● **AIM OF THE TASK**
Convert every listing below into a JSON list of strings, one string per line, skipping blank lines. Leave the pictures out.

┏━━

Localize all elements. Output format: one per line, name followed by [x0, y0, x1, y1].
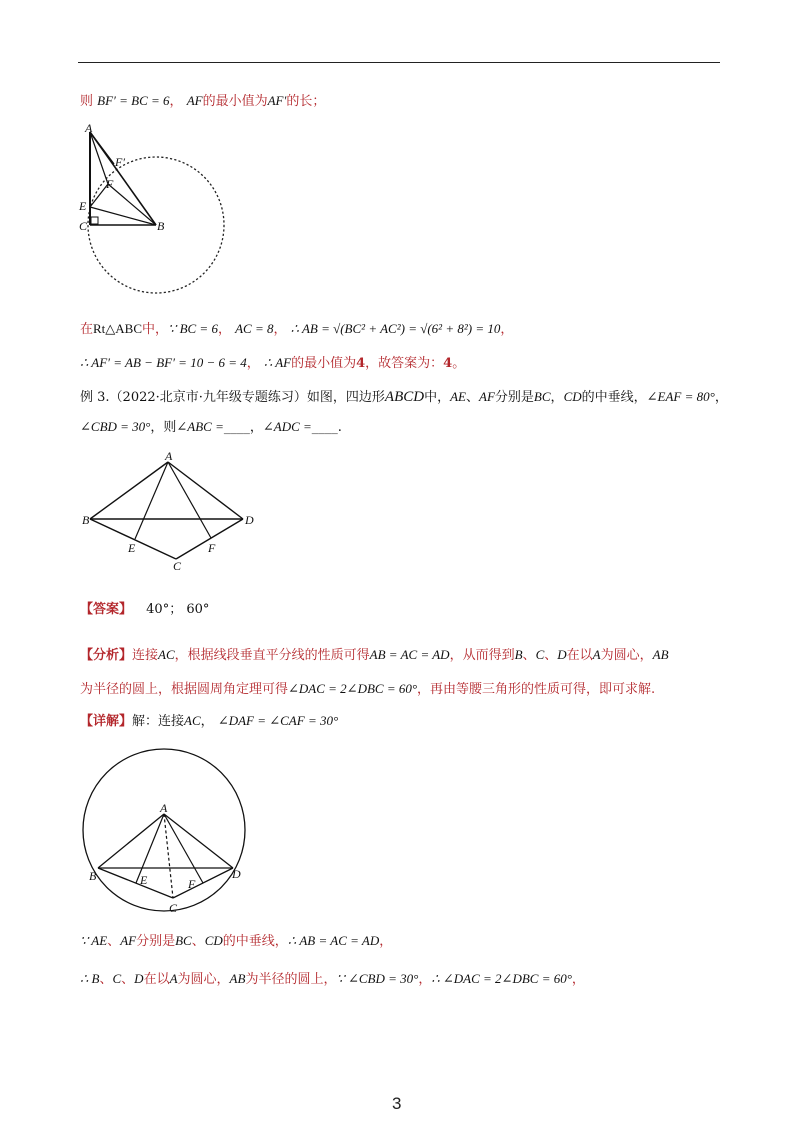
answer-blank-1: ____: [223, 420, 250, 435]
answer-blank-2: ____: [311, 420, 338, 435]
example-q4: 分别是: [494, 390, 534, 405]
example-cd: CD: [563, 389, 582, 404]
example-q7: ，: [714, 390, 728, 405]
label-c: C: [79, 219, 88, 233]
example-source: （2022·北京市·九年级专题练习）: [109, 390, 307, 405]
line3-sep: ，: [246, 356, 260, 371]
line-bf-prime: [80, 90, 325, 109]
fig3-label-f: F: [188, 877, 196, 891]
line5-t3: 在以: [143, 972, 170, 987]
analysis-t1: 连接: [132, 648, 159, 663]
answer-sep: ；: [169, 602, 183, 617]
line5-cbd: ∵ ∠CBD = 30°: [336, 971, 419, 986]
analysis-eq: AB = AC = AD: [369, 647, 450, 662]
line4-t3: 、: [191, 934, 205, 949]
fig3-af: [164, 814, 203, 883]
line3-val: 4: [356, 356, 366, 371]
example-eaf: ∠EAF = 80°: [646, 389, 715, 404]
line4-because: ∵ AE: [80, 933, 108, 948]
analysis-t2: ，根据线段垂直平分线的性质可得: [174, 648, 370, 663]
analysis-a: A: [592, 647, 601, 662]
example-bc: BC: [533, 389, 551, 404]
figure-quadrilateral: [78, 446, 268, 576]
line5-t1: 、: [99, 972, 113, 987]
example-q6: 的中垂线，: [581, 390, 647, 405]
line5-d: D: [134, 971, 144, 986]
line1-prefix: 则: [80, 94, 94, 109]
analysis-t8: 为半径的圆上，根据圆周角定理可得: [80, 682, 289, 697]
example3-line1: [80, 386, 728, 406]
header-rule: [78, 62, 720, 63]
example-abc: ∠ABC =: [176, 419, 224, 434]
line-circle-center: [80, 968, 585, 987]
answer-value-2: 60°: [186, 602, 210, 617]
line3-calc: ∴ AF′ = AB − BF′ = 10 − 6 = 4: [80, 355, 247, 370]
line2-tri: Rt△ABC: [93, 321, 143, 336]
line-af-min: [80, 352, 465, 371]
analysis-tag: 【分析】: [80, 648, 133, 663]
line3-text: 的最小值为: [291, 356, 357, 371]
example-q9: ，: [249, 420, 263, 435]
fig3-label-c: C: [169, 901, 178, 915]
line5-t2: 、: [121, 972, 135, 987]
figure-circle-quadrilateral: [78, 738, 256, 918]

┗━━

● **RESULT OF THE TASK**
[
  "Localize all elements. Output format: one per line, name followed by [x0, y0, x1, y1].",
  "answer-blank-1: ____: [223, 420, 250, 435]",
  "answer-blank-2: ____: [311, 420, 338, 435]",
  "example-q4: 分别是: [494, 390, 534, 405]",
  "example-cd: CD: [563, 389, 582, 404]",
  "example-q7: ，: [714, 390, 728, 405]",
  "label-c: C: [79, 219, 88, 233]",
  "example-source: （2022·北京市·九年级专题练习）: [109, 390, 307, 405]",
  "line3-sep: ，: [246, 356, 260, 371]",
  "line-bf-prime: [80, 90, 325, 109]",
  "fig3-label-f: F: [188, 877, 196, 891]",
  "line5-t3: 在以: [143, 972, 170, 987]",
  "analysis-t1: 连接: [132, 648, 159, 663]",
  "answer-sep: ；: [169, 602, 183, 617]",
  "line5-cbd: ∵ ∠CBD = 30°: [336, 971, 419, 986]",
  "analysis-eq: AB = AC = AD: [369, 647, 450, 662]",
  "line4-t3: 、: [191, 934, 205, 949]",
  "fig3-af: [164, 814, 203, 883]",
  "line3-val: 4: [356, 356, 366, 371]",
  "example-eaf: ∠EAF = 80°: [646, 389, 715, 404]",
  "line4-because: ∵ AE: [80, 933, 108, 948]",
  "analysis-t2: ，根据线段垂直平分线的性质可得: [174, 648, 370, 663]",
  "analysis-a: A: [592, 647, 601, 662]",
  "example-bc: BC: [533, 389, 551, 404]",
  "figure-quadrilateral: [78, 446, 268, 576]",
  "line5-t1: 、: [99, 972, 113, 987]",
  "example-q6: 的中垂线，: [581, 390, 647, 405]",
  "line5-d: D: [134, 971, 144, 986]",
  "line1-prefix: 则: [80, 94, 94, 109]",
  "analysis-t8: 为半径的圆上，根据圆周角定理可得: [80, 682, 289, 697]",
  "example3-line1: [80, 386, 728, 406]",
  "header-rule: [78, 62, 720, 63]",
  "example-abc: ∠ABC =: [176, 419, 224, 434]",
  "line-circle-center: [80, 968, 585, 987]",
  "answer-value-2: 60°: [186, 602, 210, 617]",
  "line3-calc: ∴ AF′ = AB − BF′ = 10 − 6 = 4: [80, 355, 247, 370]",
  "line2-tri: Rt△ABC: [93, 321, 143, 336]",
  "line-af-min: [80, 352, 465, 371]",
  "analysis-tag: 【分析】: [80, 648, 133, 663]",
  "line3-text: 的最小值为: [291, 356, 357, 371]",
  "example-q9: ，: [249, 420, 263, 435]",
  "fig3-label-c: C: [169, 901, 178, 915]",
  "line5-t2: 、: [121, 972, 135, 987]",
  "figure-circle-quadrilateral: [78, 738, 256, 918]"
]